Rows from a layout dataset:
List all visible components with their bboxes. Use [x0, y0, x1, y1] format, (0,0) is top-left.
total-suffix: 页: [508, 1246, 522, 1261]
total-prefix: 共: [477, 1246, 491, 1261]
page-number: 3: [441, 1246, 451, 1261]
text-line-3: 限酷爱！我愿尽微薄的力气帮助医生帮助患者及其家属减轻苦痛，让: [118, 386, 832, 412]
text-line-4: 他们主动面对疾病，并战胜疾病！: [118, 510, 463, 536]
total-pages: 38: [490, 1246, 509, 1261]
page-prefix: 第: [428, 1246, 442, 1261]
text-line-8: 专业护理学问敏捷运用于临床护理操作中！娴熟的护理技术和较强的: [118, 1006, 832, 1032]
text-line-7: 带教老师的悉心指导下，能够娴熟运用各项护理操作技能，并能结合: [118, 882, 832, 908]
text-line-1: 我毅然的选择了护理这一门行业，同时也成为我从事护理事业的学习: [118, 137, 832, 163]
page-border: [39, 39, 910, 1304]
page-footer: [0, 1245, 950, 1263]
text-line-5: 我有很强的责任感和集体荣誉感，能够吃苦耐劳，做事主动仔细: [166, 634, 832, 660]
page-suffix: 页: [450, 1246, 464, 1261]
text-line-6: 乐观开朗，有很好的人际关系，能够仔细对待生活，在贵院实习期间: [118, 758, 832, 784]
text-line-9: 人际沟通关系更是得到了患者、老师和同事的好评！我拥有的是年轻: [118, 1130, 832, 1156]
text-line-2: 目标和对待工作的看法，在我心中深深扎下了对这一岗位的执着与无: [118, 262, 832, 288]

> **What is expected**:
Copy out every line of the records above, character for character and with no changes.

> **Reply to the task**:
List all visible components with their bboxes. Use [x0, y0, x1, y1] format, (0,0) is top-left.
total-suffix: 页: [508, 1246, 522, 1261]
total-prefix: 共: [477, 1246, 491, 1261]
page-number: 3: [441, 1246, 451, 1261]
text-line-3: 限酷爱！我愿尽微薄的力气帮助医生帮助患者及其家属减轻苦痛，让: [118, 386, 832, 412]
text-line-4: 他们主动面对疾病，并战胜疾病！: [118, 510, 463, 536]
total-pages: 38: [490, 1246, 509, 1261]
page-prefix: 第: [428, 1246, 442, 1261]
text-line-8: 专业护理学问敏捷运用于临床护理操作中！娴熟的护理技术和较强的: [118, 1006, 832, 1032]
text-line-7: 带教老师的悉心指导下，能够娴熟运用各项护理操作技能，并能结合: [118, 882, 832, 908]
text-line-1: 我毅然的选择了护理这一门行业，同时也成为我从事护理事业的学习: [118, 137, 832, 163]
page-border: [39, 39, 910, 1304]
page-footer: [0, 1245, 950, 1263]
text-line-5: 我有很强的责任感和集体荣誉感，能够吃苦耐劳，做事主动仔细: [166, 634, 832, 660]
page-suffix: 页: [450, 1246, 464, 1261]
text-line-6: 乐观开朗，有很好的人际关系，能够仔细对待生活，在贵院实习期间: [118, 758, 832, 784]
text-line-9: 人际沟通关系更是得到了患者、老师和同事的好评！我拥有的是年轻: [118, 1130, 832, 1156]
text-line-2: 目标和对待工作的看法，在我心中深深扎下了对这一岗位的执着与无: [118, 262, 832, 288]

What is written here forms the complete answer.